***** SUPPLIED INFORMATION
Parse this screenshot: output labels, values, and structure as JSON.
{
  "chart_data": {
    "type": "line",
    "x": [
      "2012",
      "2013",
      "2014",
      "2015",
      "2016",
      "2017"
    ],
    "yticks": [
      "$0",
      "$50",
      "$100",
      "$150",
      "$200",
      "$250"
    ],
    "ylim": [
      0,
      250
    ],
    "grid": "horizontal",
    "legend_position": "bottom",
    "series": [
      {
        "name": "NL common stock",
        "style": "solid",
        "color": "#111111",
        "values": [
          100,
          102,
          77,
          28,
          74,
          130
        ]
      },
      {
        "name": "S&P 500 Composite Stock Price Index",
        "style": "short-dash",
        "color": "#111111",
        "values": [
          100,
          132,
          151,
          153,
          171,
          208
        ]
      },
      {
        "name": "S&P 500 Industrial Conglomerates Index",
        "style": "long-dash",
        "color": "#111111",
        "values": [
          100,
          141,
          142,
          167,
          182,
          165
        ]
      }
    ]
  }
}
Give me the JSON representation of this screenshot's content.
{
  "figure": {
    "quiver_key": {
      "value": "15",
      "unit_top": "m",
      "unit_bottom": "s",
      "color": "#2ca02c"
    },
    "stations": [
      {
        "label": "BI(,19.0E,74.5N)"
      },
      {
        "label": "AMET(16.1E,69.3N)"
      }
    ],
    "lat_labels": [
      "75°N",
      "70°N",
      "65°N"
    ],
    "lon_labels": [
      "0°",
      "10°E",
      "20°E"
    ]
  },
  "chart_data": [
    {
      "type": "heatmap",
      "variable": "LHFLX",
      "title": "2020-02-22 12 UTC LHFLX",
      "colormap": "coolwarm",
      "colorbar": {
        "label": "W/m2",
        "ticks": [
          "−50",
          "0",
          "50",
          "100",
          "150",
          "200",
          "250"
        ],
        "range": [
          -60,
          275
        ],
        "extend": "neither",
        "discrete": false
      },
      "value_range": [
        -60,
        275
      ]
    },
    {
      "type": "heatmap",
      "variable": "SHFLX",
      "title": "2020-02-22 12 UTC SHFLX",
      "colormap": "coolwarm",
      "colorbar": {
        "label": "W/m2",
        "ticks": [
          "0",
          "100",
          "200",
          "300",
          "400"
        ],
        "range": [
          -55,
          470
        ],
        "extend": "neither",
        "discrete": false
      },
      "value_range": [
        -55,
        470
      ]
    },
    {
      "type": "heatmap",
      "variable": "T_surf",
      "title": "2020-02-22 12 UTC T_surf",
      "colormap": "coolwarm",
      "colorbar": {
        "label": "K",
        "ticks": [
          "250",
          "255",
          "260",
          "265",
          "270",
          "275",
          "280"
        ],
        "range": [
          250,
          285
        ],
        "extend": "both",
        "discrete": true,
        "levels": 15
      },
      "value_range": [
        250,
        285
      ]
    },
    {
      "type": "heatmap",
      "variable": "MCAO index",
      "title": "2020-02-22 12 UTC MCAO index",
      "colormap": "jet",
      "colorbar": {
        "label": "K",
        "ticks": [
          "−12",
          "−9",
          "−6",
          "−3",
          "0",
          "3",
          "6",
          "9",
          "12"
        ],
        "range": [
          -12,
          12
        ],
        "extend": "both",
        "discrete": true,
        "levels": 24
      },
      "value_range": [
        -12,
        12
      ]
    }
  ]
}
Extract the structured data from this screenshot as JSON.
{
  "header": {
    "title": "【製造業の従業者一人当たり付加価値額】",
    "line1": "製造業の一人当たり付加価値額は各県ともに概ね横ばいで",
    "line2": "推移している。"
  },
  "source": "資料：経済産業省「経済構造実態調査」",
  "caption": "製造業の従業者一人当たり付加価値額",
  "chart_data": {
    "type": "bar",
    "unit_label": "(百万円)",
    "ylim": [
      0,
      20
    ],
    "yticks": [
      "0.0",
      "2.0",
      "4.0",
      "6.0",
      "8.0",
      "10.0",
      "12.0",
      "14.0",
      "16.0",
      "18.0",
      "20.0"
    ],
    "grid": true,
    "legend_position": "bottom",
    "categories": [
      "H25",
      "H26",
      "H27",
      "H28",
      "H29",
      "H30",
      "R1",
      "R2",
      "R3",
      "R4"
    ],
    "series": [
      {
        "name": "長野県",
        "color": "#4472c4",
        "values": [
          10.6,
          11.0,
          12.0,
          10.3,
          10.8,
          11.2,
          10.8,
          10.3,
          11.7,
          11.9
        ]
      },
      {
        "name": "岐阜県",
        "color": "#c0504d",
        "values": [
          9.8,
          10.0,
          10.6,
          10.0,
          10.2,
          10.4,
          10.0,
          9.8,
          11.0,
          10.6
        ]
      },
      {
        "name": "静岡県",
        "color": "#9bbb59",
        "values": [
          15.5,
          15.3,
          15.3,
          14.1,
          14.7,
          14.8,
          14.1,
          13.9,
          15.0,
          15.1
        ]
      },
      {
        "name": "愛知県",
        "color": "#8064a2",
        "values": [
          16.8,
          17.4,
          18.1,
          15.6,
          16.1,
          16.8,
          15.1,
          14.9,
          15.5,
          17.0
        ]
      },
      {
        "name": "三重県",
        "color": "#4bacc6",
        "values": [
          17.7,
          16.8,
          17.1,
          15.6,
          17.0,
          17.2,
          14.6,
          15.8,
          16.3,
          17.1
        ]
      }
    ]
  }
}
**********
Copy all the records above exactly, missing none.

EXERCISE ANSWER ::
Parse this screenshot: output labels, values, and structure as JSON.
{
  "chart_data": {
    "type": "line",
    "x": [
      "2012",
      "2013",
      "2014",
      "2015",
      "2016",
      "2017"
    ],
    "yticks": [
      "$0",
      "$50",
      "$100",
      "$150",
      "$200",
      "$250"
    ],
    "ylim": [
      0,
      250
    ],
    "grid": "horizontal",
    "legend_position": "bottom",
    "series": [
      {
        "name": "NL common stock",
        "style": "solid",
        "color": "#111111",
        "values": [
          100,
          102,
          77,
          28,
          74,
          130
        ]
      },
      {
        "name": "S&P 500 Composite Stock Price Index",
        "style": "short-dash",
        "color": "#111111",
        "values": [
          100,
          132,
          151,
          153,
          171,
          208
        ]
      },
      {
        "name": "S&P 500 Industrial Conglomerates Index",
        "style": "long-dash",
        "color": "#111111",
        "values": [
          100,
          141,
          142,
          167,
          182,
          165
        ]
      }
    ]
  }
}
Give me the JSON representation of this screenshot's content.
{
  "figure": {
    "quiver_key": {
      "value": "15",
      "unit_top": "m",
      "unit_bottom": "s",
      "color": "#2ca02c"
    },
    "stations": [
      {
        "label": "BI(,19.0E,74.5N)"
      },
      {
        "label": "AMET(16.1E,69.3N)"
      }
    ],
    "lat_labels": [
      "75°N",
      "70°N",
      "65°N"
    ],
    "lon_labels": [
      "0°",
      "10°E",
      "20°E"
    ]
  },
  "chart_data": [
    {
      "type": "heatmap",
      "variable": "LHFLX",
      "title": "2020-02-22 12 UTC LHFLX",
      "colormap": "coolwarm",
      "colorbar": {
        "label": "W/m2",
        "ticks": [
          "−50",
          "0",
          "50",
          "100",
          "150",
          "200",
          "250"
        ],
        "range": [
          -60,
          275
        ],
        "extend": "neither",
        "discrete": false
      },
      "value_range": [
        -60,
        275
      ]
    },
    {
      "type": "heatmap",
      "variable": "SHFLX",
      "title": "2020-02-22 12 UTC SHFLX",
      "colormap": "coolwarm",
      "colorbar": {
        "label": "W/m2",
        "ticks": [
          "0",
          "100",
          "200",
          "300",
          "400"
        ],
        "range": [
          -55,
          470
        ],
        "extend": "neither",
        "discrete": false
      },
      "value_range": [
        -55,
        470
      ]
    },
    {
      "type": "heatmap",
      "variable": "T_surf",
      "title": "2020-02-22 12 UTC T_surf",
      "colormap": "coolwarm",
      "colorbar": {
        "label": "K",
        "ticks": [
          "250",
          "255",
          "260",
          "265",
          "270",
          "275",
          "280"
        ],
        "range": [
          250,
          285
        ],
        "extend": "both",
        "discrete": true,
        "levels": 15
      },
      "value_range": [
        250,
        285
      ]
    },
    {
      "type": "heatmap",
      "variable": "MCAO index",
      "title": "2020-02-22 12 UTC MCAO index",
      "colormap": "jet",
      "colorbar": {
        "label": "K",
        "ticks": [
          "−12",
          "−9",
          "−6",
          "−3",
          "0",
          "3",
          "6",
          "9",
          "12"
        ],
        "range": [
          -12,
          12
        ],
        "extend": "both",
        "discrete": true,
        "levels": 24
      },
      "value_range": [
        -12,
        12
      ]
    }
  ]
}
Extract the structured data from this screenshot as JSON.
{
  "header": {
    "title": "【製造業の従業者一人当たり付加価値額】",
    "line1": "製造業の一人当たり付加価値額は各県ともに概ね横ばいで",
    "line2": "推移している。"
  },
  "source": "資料：経済産業省「経済構造実態調査」",
  "caption": "製造業の従業者一人当たり付加価値額",
  "chart_data": {
    "type": "bar",
    "unit_label": "(百万円)",
    "ylim": [
      0,
      20
    ],
    "yticks": [
      "0.0",
      "2.0",
      "4.0",
      "6.0",
      "8.0",
      "10.0",
      "12.0",
      "14.0",
      "16.0",
      "18.0",
      "20.0"
    ],
    "grid": true,
    "legend_position": "bottom",
    "categories": [
      "H25",
      "H26",
      "H27",
      "H28",
      "H29",
      "H30",
      "R1",
      "R2",
      "R3",
      "R4"
    ],
    "series": [
      {
        "name": "長野県",
        "color": "#4472c4",
        "values": [
          10.6,
          11.0,
          12.0,
          10.3,
          10.8,
          11.2,
          10.8,
          10.3,
          11.7,
          11.9
        ]
      },
      {
        "name": "岐阜県",
        "color": "#c0504d",
        "values": [
          9.8,
          10.0,
          10.6,
          10.0,
          10.2,
          10.4,
          10.0,
          9.8,
          11.0,
          10.6
        ]
      },
      {
        "name": "静岡県",
        "color": "#9bbb59",
        "values": [
          15.5,
          15.3,
          15.3,
          14.1,
          14.7,
          14.8,
          14.1,
          13.9,
          15.0,
          15.1
        ]
      },
      {
        "name": "愛知県",
        "color": "#8064a2",
        "values": [
          16.8,
          17.4,
          18.1,
          15.6,
          16.1,
          16.8,
          15.1,
          14.9,
          15.5,
          17.0
        ]
      },
      {
        "name": "三重県",
        "color": "#4bacc6",
        "values": [
          17.7,
          16.8,
          17.1,
          15.6,
          17.0,
          17.2,
          14.6,
          15.8,
          16.3,
          17.1
        ]
      }
    ]
  }
}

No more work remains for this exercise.